### [Items from a dataset]
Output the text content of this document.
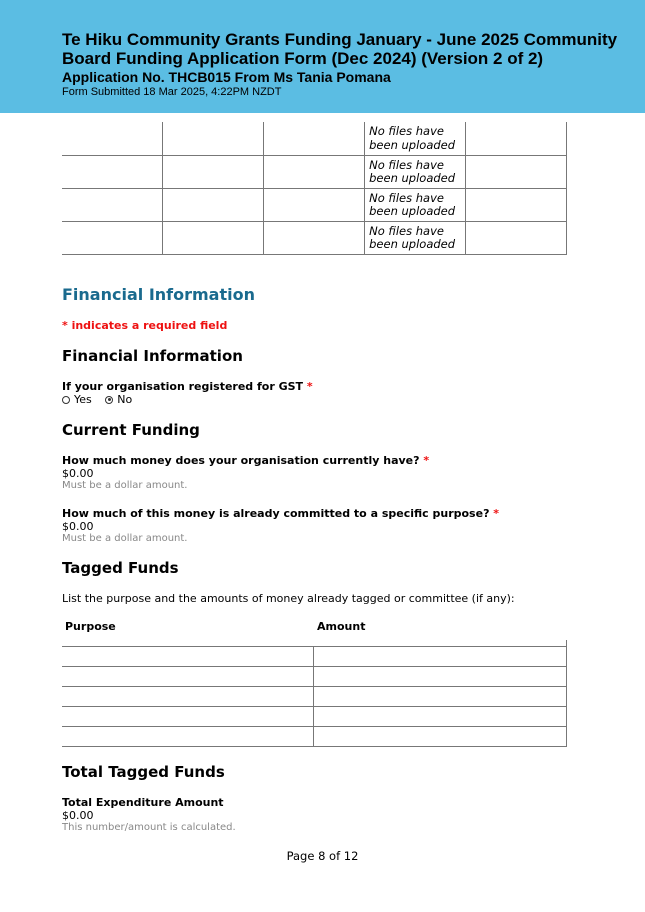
Te Hiku Community Grants Funding January - June 2025 Community Board Funding Application Form (Dec 2024) (Version 2 of 2)
Application No. THCB015 From Ms Tania Pomana
Form Submitted 18 Mar 2025, 4:22PM NZDT
			No files have been uploaded	
			No files have been uploaded	
			No files have been uploaded	
			No files have been uploaded	
Financial Information
* indicates a required field
Financial Information
If your organisation registered for GST *
Yes
No
Current Funding
How much money does your organisation currently have? *
$0.00
Must be a dollar amount.
How much of this money is already committed to a specific purpose? *
$0.00
Must be a dollar amount.
Tagged Funds
List the purpose and the amounts of money already tagged or committee (if any):
Purpose	Amount
Total Tagged Funds
Total Expenditure Amount
$0.00
This number/amount is calculated.
Page 8 of 12
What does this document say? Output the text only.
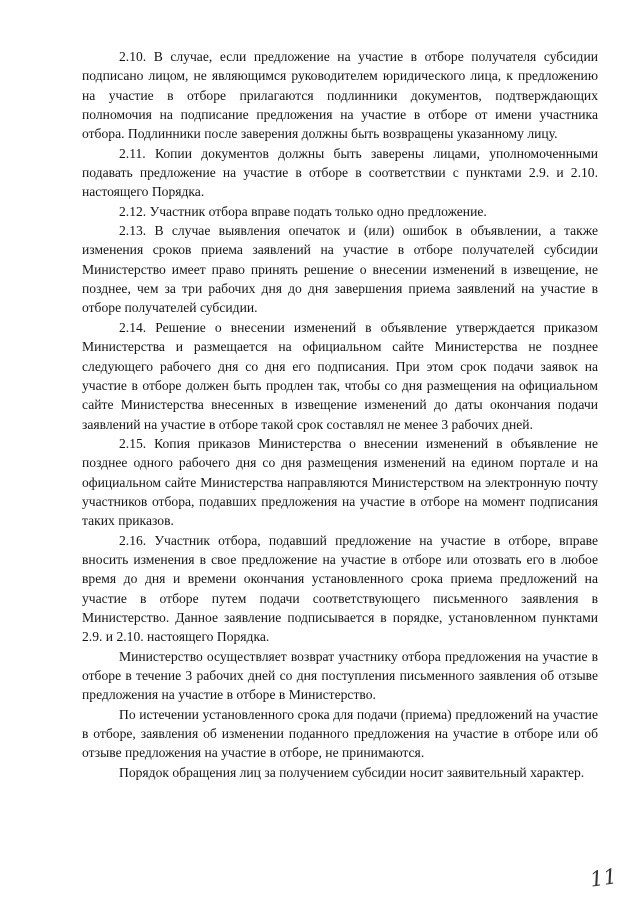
2.10. В случае, если предложение на участие в отборе получателя субсидии подписано лицом, не являющимся руководителем юридического лица, к предложению на участие в отборе прилагаются подлинники документов, подтверждающих полномочия на подписание предложения на участие в отборе от имени участника отбора. Подлинники после заверения должны быть возвращены указанному лицу.

2.11. Копии документов должны быть заверены лицами, уполномоченными подавать предложение на участие в отборе в соответствии с пунктами 2.9. и 2.10. настоящего Порядка.

2.12. Участник отбора вправе подать только одно предложение.

2.13. В случае выявления опечаток и (или) ошибок в объявлении, а также изменения сроков приема заявлений на участие в отборе получателей субсидии Министерство имеет право принять решение о внесении изменений в извещение, не позднее, чем за три рабочих дня до дня завершения приема заявлений на участие в отборе получателей субсидии.

2.14. Решение о внесении изменений в объявление утверждается приказом Министерства и размещается на официальном сайте Министерства не позднее следующего рабочего дня со дня его подписания. При этом срок подачи заявок на участие в отборе должен быть продлен так, чтобы со дня размещения на официальном сайте Министерства внесенных в извещение изменений до даты окончания подачи заявлений на участие в отборе такой срок составлял не менее 3 рабочих дней.

2.15. Копия приказов Министерства о внесении изменений в объявление не позднее одного рабочего дня со дня размещения изменений на едином портале и на официальном сайте Министерства направляются Министерством на электронную почту участников отбора, подавших предложения на участие в отборе на момент подписания таких приказов.

2.16. Участник отбора, подавший предложение на участие в отборе, вправе вносить изменения в свое предложение на участие в отборе или отозвать его в любое время до дня и времени окончания установленного срока приема предложений на участие в отборе путем подачи соответствующего письменного заявления в Министерство. Данное заявление подписывается в порядке, установленном пунктами 2.9. и 2.10. настоящего Порядка.

Министерство осуществляет возврат участнику отбора предложения на участие в отборе в течение 3 рабочих дней со дня поступления письменного заявления об отзыве предложения на участие в отборе в Министерство.

По истечении установленного срока для подачи (приема) предложений на участие в отборе, заявления об изменении поданного предложения на участие в отборе или об отзыве предложения на участие в отборе, не принимаются.

Порядок обращения лиц за получением субсидии носит заявительный характер.

11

### [Given request]
Pull out every line above that holds the word "Output".

### [Solution for this exercise]
Output the text content of this document.
What does this document say? Output the text only.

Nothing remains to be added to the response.